Copy down all of the data underneath, exactly as shown.

Dataset records
%%

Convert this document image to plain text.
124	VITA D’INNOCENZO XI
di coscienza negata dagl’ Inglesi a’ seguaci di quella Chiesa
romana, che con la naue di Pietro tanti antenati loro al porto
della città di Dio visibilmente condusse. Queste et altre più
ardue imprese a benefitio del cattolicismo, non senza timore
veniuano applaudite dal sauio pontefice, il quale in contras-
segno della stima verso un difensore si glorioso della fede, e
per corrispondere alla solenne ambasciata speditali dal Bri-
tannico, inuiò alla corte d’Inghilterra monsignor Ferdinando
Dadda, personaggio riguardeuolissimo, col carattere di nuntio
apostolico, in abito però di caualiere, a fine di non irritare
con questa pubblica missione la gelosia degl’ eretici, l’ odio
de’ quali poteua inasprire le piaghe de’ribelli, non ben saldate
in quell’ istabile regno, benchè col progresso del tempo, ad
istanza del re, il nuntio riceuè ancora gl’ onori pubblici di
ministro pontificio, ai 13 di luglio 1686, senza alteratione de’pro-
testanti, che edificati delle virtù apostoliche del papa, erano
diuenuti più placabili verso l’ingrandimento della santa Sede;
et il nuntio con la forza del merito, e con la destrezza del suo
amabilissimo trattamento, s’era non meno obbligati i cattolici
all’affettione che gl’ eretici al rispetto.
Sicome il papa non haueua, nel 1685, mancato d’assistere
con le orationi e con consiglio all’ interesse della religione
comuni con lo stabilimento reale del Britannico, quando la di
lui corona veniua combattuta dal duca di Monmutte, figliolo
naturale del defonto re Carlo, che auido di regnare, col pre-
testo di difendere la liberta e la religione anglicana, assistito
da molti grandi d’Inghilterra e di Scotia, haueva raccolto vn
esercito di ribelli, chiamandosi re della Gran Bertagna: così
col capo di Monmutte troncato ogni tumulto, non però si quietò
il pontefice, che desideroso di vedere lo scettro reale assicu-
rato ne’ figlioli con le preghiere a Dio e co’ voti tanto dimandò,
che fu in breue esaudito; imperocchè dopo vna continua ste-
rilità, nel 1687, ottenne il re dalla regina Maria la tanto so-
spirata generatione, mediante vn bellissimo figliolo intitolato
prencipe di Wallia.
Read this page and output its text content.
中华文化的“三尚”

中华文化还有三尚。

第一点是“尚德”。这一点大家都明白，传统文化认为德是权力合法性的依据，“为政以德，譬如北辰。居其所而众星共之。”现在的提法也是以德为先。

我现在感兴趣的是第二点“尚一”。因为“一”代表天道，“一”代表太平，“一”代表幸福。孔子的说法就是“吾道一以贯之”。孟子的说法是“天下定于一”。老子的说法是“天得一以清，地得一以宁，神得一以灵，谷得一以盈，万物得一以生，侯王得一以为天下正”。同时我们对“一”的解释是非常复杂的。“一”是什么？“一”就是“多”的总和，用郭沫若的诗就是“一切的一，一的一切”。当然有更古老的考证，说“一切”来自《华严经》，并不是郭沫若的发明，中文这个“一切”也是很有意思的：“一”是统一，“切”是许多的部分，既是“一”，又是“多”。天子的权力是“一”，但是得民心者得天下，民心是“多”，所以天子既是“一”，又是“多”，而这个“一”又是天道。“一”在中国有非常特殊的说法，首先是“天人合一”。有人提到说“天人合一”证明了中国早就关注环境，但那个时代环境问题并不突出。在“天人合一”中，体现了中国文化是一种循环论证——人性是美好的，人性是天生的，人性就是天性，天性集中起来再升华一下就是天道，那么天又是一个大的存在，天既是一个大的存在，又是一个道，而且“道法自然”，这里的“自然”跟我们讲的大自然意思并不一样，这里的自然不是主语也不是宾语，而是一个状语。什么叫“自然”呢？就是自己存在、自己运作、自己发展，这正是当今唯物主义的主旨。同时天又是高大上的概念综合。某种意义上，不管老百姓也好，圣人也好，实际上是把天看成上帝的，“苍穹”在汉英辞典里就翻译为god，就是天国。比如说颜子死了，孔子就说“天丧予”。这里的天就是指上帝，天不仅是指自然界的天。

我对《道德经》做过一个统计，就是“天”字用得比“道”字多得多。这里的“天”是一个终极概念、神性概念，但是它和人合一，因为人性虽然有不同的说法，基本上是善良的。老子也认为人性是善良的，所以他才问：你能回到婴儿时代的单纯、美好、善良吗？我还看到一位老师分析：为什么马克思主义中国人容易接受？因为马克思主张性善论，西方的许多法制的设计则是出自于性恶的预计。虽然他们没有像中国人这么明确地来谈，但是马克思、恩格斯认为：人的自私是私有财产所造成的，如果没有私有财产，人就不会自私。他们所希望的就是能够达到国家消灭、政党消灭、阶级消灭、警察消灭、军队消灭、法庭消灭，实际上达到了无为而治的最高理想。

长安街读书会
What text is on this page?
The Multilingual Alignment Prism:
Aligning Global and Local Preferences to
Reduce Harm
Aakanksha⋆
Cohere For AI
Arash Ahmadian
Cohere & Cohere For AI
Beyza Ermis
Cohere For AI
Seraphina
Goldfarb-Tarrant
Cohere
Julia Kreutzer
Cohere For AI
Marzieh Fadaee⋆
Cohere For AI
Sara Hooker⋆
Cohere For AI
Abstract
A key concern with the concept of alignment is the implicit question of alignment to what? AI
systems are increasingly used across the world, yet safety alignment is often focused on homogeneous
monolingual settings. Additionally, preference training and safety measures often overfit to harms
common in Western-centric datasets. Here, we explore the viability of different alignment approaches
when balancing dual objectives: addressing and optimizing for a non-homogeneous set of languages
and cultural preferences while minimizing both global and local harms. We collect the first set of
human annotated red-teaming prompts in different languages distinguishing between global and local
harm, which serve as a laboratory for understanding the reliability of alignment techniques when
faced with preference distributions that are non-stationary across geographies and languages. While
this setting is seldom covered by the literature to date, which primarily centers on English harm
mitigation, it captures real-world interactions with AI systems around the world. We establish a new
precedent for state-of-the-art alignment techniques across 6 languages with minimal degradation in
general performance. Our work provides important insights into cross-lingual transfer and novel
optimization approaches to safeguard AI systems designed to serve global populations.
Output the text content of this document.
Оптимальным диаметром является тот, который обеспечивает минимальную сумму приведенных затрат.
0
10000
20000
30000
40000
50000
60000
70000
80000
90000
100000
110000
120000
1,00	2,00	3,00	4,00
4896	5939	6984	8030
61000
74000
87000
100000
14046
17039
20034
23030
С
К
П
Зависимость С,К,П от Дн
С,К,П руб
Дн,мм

%%

Task response |
Convert this document image to plain text.
124	VITA D’INNOCENZO XI
di coscienza negata dagl’ Inglesi a’ seguaci di quella Chiesa
romana, che con la naue di Pietro tanti antenati loro al porto
della città di Dio visibilmente condusse. Queste et altre più
ardue imprese a benefitio del cattolicismo, non senza timore
veniuano applaudite dal sauio pontefice, il quale in contras-
segno della stima verso un difensore si glorioso della fede, e
per corrispondere alla solenne ambasciata speditali dal Bri-
tannico, inuiò alla corte d’Inghilterra monsignor Ferdinando
Dadda, personaggio riguardeuolissimo, col carattere di nuntio
apostolico, in abito però di caualiere, a fine di non irritare
con questa pubblica missione la gelosia degl’ eretici, l’ odio
de’ quali poteua inasprire le piaghe de’ribelli, non ben saldate
in quell’ istabile regno, benchè col progresso del tempo, ad
istanza del re, il nuntio riceuè ancora gl’ onori pubblici di
ministro pontificio, ai 13 di luglio 1686, senza alteratione de’pro-
testanti, che edificati delle virtù apostoliche del papa, erano
diuenuti più placabili verso l’ingrandimento della santa Sede;
et il nuntio con la forza del merito, e con la destrezza del suo
amabilissimo trattamento, s’era non meno obbligati i cattolici
all’affettione che gl’ eretici al rispetto.
Sicome il papa non haueua, nel 1685, mancato d’assistere
con le orationi e con consiglio all’ interesse della religione
comuni con lo stabilimento reale del Britannico, quando la di
lui corona veniua combattuta dal duca di Monmutte, figliolo
naturale del defonto re Carlo, che auido di regnare, col pre-
testo di difendere la liberta e la religione anglicana, assistito
da molti grandi d’Inghilterra e di Scotia, haueva raccolto vn
esercito di ribelli, chiamandosi re della Gran Bertagna: così
col capo di Monmutte troncato ogni tumulto, non però si quietò
il pontefice, che desideroso di vedere lo scettro reale assicu-
rato ne’ figlioli con le preghiere a Dio e co’ voti tanto dimandò,
che fu in breue esaudito; imperocchè dopo vna continua ste-
rilità, nel 1687, ottenne il re dalla regina Maria la tanto so-
spirata generatione, mediante vn bellissimo figliolo intitolato
prencipe di Wallia.
Read this page and output its text content.
中华文化的“三尚”

中华文化还有三尚。

第一点是“尚德”。这一点大家都明白，传统文化认为德是权力合法性的依据，“为政以德，譬如北辰。居其所而众星共之。”现在的提法也是以德为先。

我现在感兴趣的是第二点“尚一”。因为“一”代表天道，“一”代表太平，“一”代表幸福。孔子的说法就是“吾道一以贯之”。孟子的说法是“天下定于一”。老子的说法是“天得一以清，地得一以宁，神得一以灵，谷得一以盈，万物得一以生，侯王得一以为天下正”。同时我们对“一”的解释是非常复杂的。“一”是什么？“一”就是“多”的总和，用郭沫若的诗就是“一切的一，一的一切”。当然有更古老的考证，说“一切”来自《华严经》，并不是郭沫若的发明，中文这个“一切”也是很有意思的：“一”是统一，“切”是许多的部分，既是“一”，又是“多”。天子的权力是“一”，但是得民心者得天下，民心是“多”，所以天子既是“一”，又是“多”，而这个“一”又是天道。“一”在中国有非常特殊的说法，首先是“天人合一”。有人提到说“天人合一”证明了中国早就关注环境，但那个时代环境问题并不突出。在“天人合一”中，体现了中国文化是一种循环论证——人性是美好的，人性是天生的，人性就是天性，天性集中起来再升华一下就是天道，那么天又是一个大的存在，天既是一个大的存在，又是一个道，而且“道法自然”，这里的“自然”跟我们讲的大自然意思并不一样，这里的自然不是主语也不是宾语，而是一个状语。什么叫“自然”呢？就是自己存在、自己运作、自己发展，这正是当今唯物主义的主旨。同时天又是高大上的概念综合。某种意义上，不管老百姓也好，圣人也好，实际上是把天看成上帝的，“苍穹”在汉英辞典里就翻译为god，就是天国。比如说颜子死了，孔子就说“天丧予”。这里的天就是指上帝，天不仅是指自然界的天。

我对《道德经》做过一个统计，就是“天”字用得比“道”字多得多。这里的“天”是一个终极概念、神性概念，但是它和人合一，因为人性虽然有不同的说法，基本上是善良的。老子也认为人性是善良的，所以他才问：你能回到婴儿时代的单纯、美好、善良吗？我还看到一位老师分析：为什么马克思主义中国人容易接受？因为马克思主张性善论，西方的许多法制的设计则是出自于性恶的预计。虽然他们没有像中国人这么明确地来谈，但是马克思、恩格斯认为：人的自私是私有财产所造成的，如果没有私有财产，人就不会自私。他们所希望的就是能够达到国家消灭、政党消灭、阶级消灭、警察消灭、军队消灭、法庭消灭，实际上达到了无为而治的最高理想。

长安街读书会
What text is on this page?
The Multilingual Alignment Prism:
Aligning Global and Local Preferences to
Reduce Harm
Aakanksha⋆
Cohere For AI
Arash Ahmadian
Cohere & Cohere For AI
Beyza Ermis
Cohere For AI
Seraphina
Goldfarb-Tarrant
Cohere
Julia Kreutzer
Cohere For AI
Marzieh Fadaee⋆
Cohere For AI
Sara Hooker⋆
Cohere For AI
Abstract
A key concern with the concept of alignment is the implicit question of alignment to what? AI
systems are increasingly used across the world, yet safety alignment is often focused on homogeneous
monolingual settings. Additionally, preference training and safety measures often overfit to harms
common in Western-centric datasets. Here, we explore the viability of different alignment approaches
when balancing dual objectives: addressing and optimizing for a non-homogeneous set of languages
and cultural preferences while minimizing both global and local harms. We collect the first set of
human annotated red-teaming prompts in different languages distinguishing between global and local
harm, which serve as a laboratory for understanding the reliability of alignment techniques when
faced with preference distributions that are non-stationary across geographies and languages. While
this setting is seldom covered by the literature to date, which primarily centers on English harm
mitigation, it captures real-world interactions with AI systems around the world. We establish a new
precedent for state-of-the-art alignment techniques across 6 languages with minimal degradation in
general performance. Our work provides important insights into cross-lingual transfer and novel
optimization approaches to safeguard AI systems designed to serve global populations.
Output the text content of this document.
Оптимальным диаметром является тот, который обеспечивает минимальную сумму приведенных затрат.
0
10000
20000
30000
40000
50000
60000
70000
80000
90000
100000
110000
120000
1,00	2,00	3,00	4,00
4896	5939	6984	8030
61000
74000
87000
100000
14046
17039
20034
23030
С
К
П
Зависимость С,К,П от Дн
С,К,П руб
Дн,мм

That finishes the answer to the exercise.